Filter the records below and copy every line containing the word "cámara".

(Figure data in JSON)
○ ○ ○ ○ ○

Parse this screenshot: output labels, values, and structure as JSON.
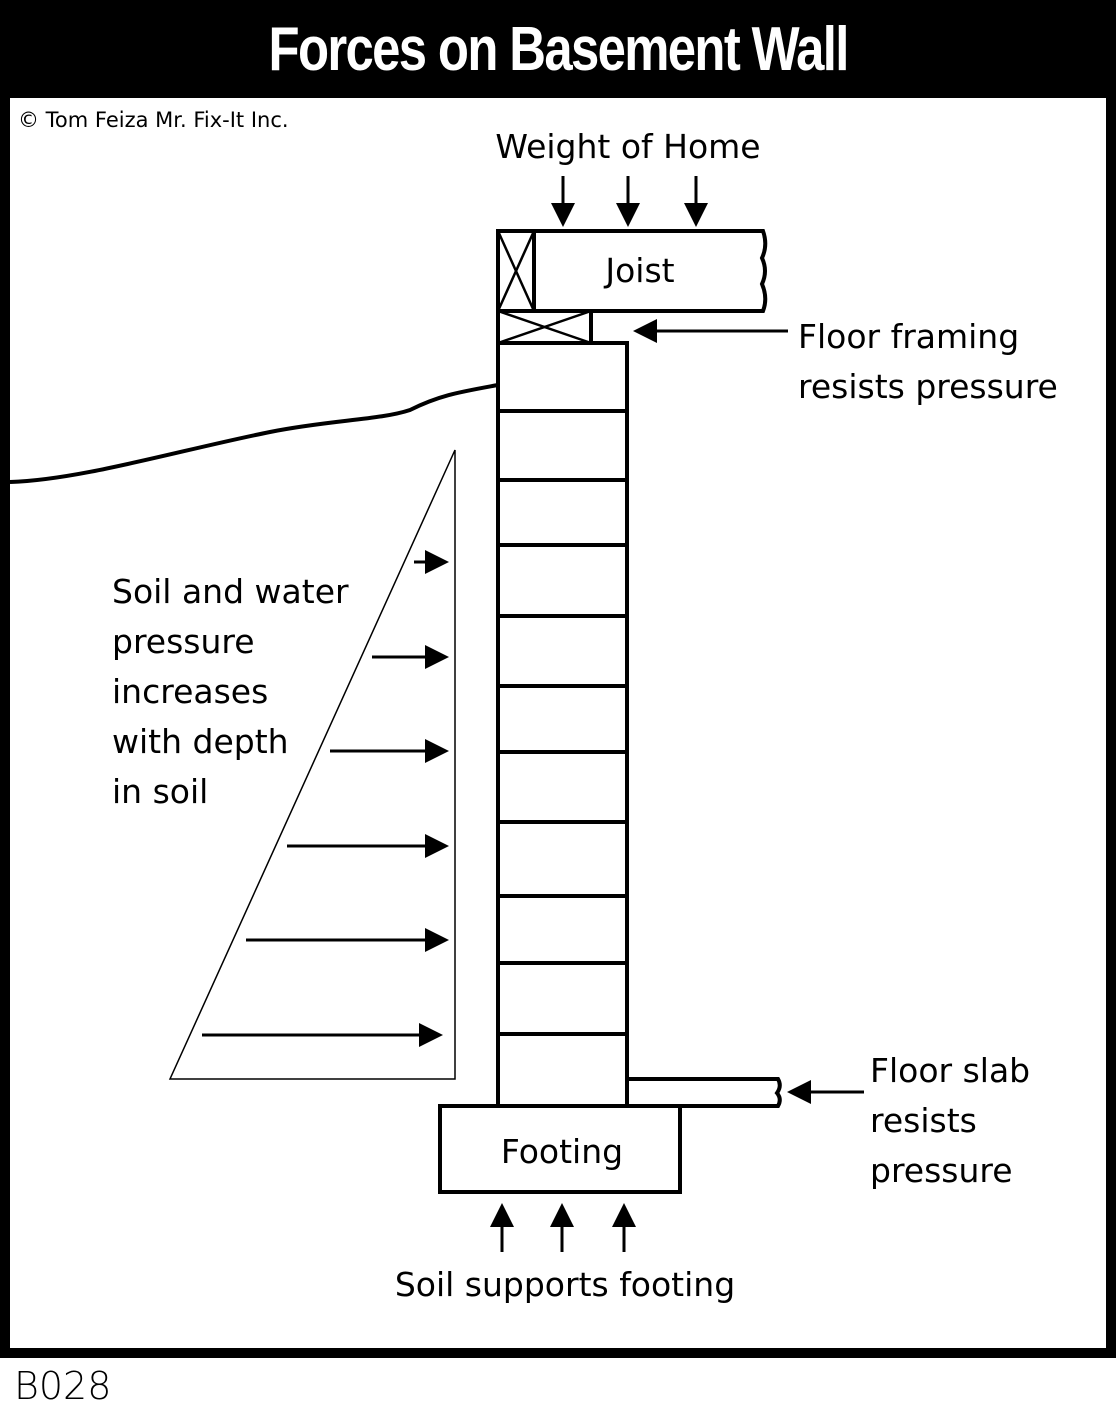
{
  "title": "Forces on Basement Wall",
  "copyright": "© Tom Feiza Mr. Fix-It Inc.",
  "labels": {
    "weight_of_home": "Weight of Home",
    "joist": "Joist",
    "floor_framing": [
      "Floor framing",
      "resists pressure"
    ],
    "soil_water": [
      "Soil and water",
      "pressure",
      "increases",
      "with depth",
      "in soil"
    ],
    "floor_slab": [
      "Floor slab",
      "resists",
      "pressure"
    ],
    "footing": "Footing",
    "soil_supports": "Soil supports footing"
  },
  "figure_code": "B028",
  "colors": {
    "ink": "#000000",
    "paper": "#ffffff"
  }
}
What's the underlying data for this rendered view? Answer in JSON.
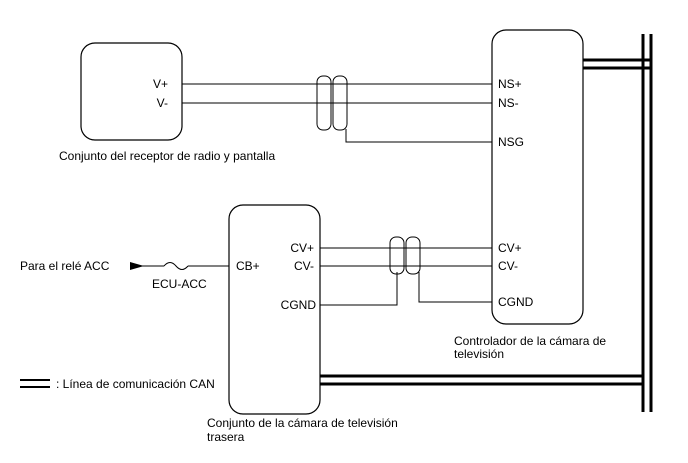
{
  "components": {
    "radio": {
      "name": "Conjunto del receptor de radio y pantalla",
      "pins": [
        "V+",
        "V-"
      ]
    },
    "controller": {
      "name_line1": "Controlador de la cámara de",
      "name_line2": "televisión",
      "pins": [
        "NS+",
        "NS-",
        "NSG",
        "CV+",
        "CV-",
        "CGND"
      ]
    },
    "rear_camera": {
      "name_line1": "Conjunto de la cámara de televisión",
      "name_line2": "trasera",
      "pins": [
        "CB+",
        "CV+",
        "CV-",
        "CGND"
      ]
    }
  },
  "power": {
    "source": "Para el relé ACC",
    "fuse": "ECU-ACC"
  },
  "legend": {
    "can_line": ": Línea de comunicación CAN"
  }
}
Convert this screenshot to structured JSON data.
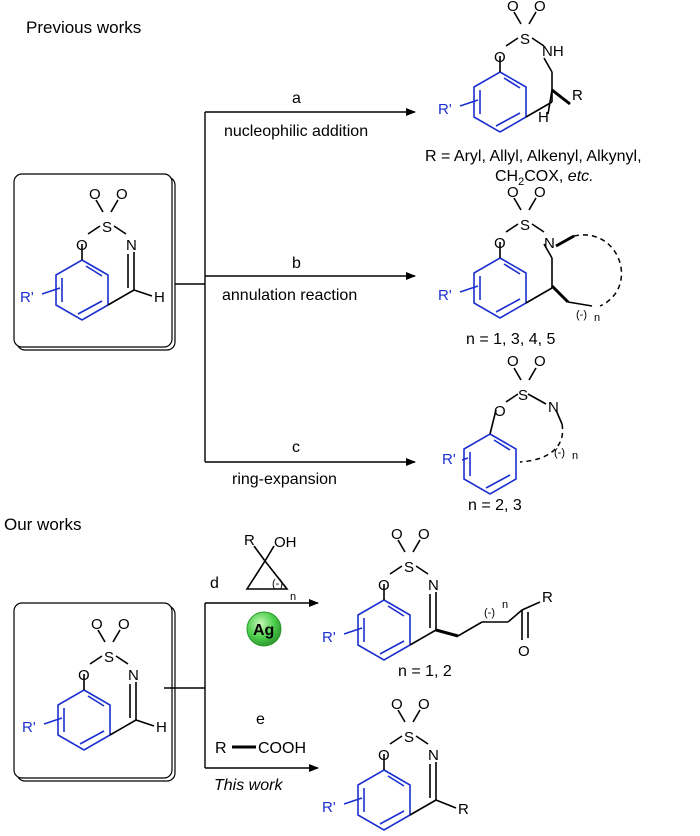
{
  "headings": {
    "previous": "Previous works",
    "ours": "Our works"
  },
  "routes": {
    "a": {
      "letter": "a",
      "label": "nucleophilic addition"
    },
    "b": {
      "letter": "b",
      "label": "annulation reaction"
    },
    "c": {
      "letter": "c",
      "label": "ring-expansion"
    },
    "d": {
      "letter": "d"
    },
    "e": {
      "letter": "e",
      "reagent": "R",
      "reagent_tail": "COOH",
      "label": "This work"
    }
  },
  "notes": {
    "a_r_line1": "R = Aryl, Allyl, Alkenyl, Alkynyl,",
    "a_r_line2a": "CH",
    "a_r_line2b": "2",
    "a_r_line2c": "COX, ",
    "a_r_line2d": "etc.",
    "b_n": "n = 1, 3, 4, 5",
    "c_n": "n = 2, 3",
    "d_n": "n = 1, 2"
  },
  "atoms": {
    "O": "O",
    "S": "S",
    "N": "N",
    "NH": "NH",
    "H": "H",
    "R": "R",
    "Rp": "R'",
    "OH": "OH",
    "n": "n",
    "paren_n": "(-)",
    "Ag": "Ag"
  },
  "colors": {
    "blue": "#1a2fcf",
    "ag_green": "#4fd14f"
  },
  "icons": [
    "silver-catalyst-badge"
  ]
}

○ ○ ○ ○ ○

The output:
      "name_line1": "Controlador de la cámara de",
      "name_line1": "Conjunto de la cámara de televisión",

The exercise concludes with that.